◆ **Request**
Turn every line of the listing below into an item in a numbered list, skipping any blank lines.

Items in a dataset listing:
START

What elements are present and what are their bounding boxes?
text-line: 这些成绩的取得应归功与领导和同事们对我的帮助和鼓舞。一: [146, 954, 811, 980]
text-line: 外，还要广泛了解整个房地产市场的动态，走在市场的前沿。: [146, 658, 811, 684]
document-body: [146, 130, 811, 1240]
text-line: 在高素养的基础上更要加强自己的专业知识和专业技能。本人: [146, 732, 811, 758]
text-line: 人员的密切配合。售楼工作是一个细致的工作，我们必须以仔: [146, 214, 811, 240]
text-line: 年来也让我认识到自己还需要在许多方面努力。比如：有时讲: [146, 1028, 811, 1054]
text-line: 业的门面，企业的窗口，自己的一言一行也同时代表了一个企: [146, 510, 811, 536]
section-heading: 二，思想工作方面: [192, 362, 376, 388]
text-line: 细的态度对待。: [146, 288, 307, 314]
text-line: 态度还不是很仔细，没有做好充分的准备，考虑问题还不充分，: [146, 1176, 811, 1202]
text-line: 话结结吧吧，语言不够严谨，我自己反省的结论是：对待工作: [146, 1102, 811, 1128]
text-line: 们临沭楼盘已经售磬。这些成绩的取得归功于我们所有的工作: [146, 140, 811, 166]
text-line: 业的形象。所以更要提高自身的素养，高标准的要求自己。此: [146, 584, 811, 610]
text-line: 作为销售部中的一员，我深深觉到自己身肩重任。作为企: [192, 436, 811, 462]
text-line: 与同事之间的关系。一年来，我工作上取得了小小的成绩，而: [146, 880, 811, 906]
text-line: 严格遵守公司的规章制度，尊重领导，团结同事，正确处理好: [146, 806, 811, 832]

END

◆ **Full response**
1. What elements are present and what are their bounding boxes?
2. text-line: 这些成绩的取得应归功与领导和同事们对我的帮助和鼓舞。一: [146, 954, 811, 980]
3. text-line: 外，还要广泛了解整个房地产市场的动态，走在市场的前沿。: [146, 658, 811, 684]
4. document-body: [146, 130, 811, 1240]
5. text-line: 在高素养的基础上更要加强自己的专业知识和专业技能。本人: [146, 732, 811, 758]
6. text-line: 人员的密切配合。售楼工作是一个细致的工作，我们必须以仔: [146, 214, 811, 240]
7. text-line: 年来也让我认识到自己还需要在许多方面努力。比如：有时讲: [146, 1028, 811, 1054]
8. text-line: 业的门面，企业的窗口，自己的一言一行也同时代表了一个企: [146, 510, 811, 536]
9. section-heading: 二，思想工作方面: [192, 362, 376, 388]
10. text-line: 细的态度对待。: [146, 288, 307, 314]
11. text-line: 态度还不是很仔细，没有做好充分的准备，考虑问题还不充分，: [146, 1176, 811, 1202]
12. text-line: 话结结吧吧，语言不够严谨，我自己反省的结论是：对待工作: [146, 1102, 811, 1128]
13. text-line: 们临沭楼盘已经售磬。这些成绩的取得归功于我们所有的工作: [146, 140, 811, 166]
14. text-line: 业的形象。所以更要提高自身的素养，高标准的要求自己。此: [146, 584, 811, 610]
15. text-line: 作为销售部中的一员，我深深觉到自己身肩重任。作为企: [192, 436, 811, 462]
16. text-line: 与同事之间的关系。一年来，我工作上取得了小小的成绩，而: [146, 880, 811, 906]
17. text-line: 严格遵守公司的规章制度，尊重领导，团结同事，正确处理好: [146, 806, 811, 832]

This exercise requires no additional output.